[Saved entries]
━━━━━━━━━━━━━━━━━━━━━━━━━━━━━━
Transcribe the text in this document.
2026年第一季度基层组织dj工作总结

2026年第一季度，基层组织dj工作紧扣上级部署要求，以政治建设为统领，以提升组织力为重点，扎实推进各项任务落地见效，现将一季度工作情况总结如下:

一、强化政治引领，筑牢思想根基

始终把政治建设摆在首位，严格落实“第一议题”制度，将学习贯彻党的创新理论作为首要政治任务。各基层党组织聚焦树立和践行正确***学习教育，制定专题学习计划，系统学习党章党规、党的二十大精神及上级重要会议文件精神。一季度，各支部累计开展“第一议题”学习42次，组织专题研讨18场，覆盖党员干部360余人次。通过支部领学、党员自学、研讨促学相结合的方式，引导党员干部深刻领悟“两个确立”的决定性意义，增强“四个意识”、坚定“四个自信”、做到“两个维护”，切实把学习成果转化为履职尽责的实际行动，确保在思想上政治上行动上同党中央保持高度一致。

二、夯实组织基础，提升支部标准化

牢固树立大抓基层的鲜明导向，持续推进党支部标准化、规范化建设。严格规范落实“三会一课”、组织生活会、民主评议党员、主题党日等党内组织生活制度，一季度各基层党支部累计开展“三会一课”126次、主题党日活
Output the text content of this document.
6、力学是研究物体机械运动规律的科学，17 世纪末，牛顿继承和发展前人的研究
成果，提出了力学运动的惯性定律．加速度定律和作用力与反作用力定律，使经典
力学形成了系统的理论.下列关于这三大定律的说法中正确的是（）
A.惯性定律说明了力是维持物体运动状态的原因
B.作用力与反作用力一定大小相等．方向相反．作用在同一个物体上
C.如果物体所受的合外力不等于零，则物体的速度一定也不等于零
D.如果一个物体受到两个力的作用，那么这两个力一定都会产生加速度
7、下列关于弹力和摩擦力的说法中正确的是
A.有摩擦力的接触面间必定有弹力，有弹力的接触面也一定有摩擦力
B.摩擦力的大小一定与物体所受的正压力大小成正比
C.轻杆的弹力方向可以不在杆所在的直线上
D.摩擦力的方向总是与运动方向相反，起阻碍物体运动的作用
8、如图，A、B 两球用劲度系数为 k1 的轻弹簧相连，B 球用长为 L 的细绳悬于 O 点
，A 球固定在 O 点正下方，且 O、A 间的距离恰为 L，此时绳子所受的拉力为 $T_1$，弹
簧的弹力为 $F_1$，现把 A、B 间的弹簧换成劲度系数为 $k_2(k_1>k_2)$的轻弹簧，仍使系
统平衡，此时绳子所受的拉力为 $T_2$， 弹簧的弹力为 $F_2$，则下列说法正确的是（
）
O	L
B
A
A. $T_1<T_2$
━━━━━━━━━━━━━━━━━━━━━━━━━━━━━━
== Given instruction ==
Extract all the material, leaving every line as it is.

== Reply to the exercise ==
Transcribe the text in this document.
2026年第一季度基层组织dj工作总结

2026年第一季度，基层组织dj工作紧扣上级部署要求，以政治建设为统领，以提升组织力为重点，扎实推进各项任务落地见效，现将一季度工作情况总结如下:

一、强化政治引领，筑牢思想根基

始终把政治建设摆在首位，严格落实“第一议题”制度，将学习贯彻党的创新理论作为首要政治任务。各基层党组织聚焦树立和践行正确***学习教育，制定专题学习计划，系统学习党章党规、党的二十大精神及上级重要会议文件精神。一季度，各支部累计开展“第一议题”学习42次，组织专题研讨18场，覆盖党员干部360余人次。通过支部领学、党员自学、研讨促学相结合的方式，引导党员干部深刻领悟“两个确立”的决定性意义，增强“四个意识”、坚定“四个自信”、做到“两个维护”，切实把学习成果转化为履职尽责的实际行动，确保在思想上政治上行动上同党中央保持高度一致。

二、夯实组织基础，提升支部标准化

牢固树立大抓基层的鲜明导向，持续推进党支部标准化、规范化建设。严格规范落实“三会一课”、组织生活会、民主评议党员、主题党日等党内组织生活制度，一季度各基层党支部累计开展“三会一课”126次、主题党日活
Output the text content of this document.
6、力学是研究物体机械运动规律的科学，17 世纪末，牛顿继承和发展前人的研究
成果，提出了力学运动的惯性定律．加速度定律和作用力与反作用力定律，使经典
力学形成了系统的理论.下列关于这三大定律的说法中正确的是（）
A.惯性定律说明了力是维持物体运动状态的原因
B.作用力与反作用力一定大小相等．方向相反．作用在同一个物体上
C.如果物体所受的合外力不等于零，则物体的速度一定也不等于零
D.如果一个物体受到两个力的作用，那么这两个力一定都会产生加速度
7、下列关于弹力和摩擦力的说法中正确的是
A.有摩擦力的接触面间必定有弹力，有弹力的接触面也一定有摩擦力
B.摩擦力的大小一定与物体所受的正压力大小成正比
C.轻杆的弹力方向可以不在杆所在的直线上
D.摩擦力的方向总是与运动方向相反，起阻碍物体运动的作用
8、如图，A、B 两球用劲度系数为 k1 的轻弹簧相连，B 球用长为 L 的细绳悬于 O 点
，A 球固定在 O 点正下方，且 O、A 间的距离恰为 L，此时绳子所受的拉力为 $T_1$，弹
簧的弹力为 $F_1$，现把 A、B 间的弹簧换成劲度系数为 $k_2(k_1>k_2)$的轻弹簧，仍使系
统平衡，此时绳子所受的拉力为 $T_2$， 弹簧的弹力为 $F_2$，则下列说法正确的是（
）
O	L
B
A
A. $T_1<T_2$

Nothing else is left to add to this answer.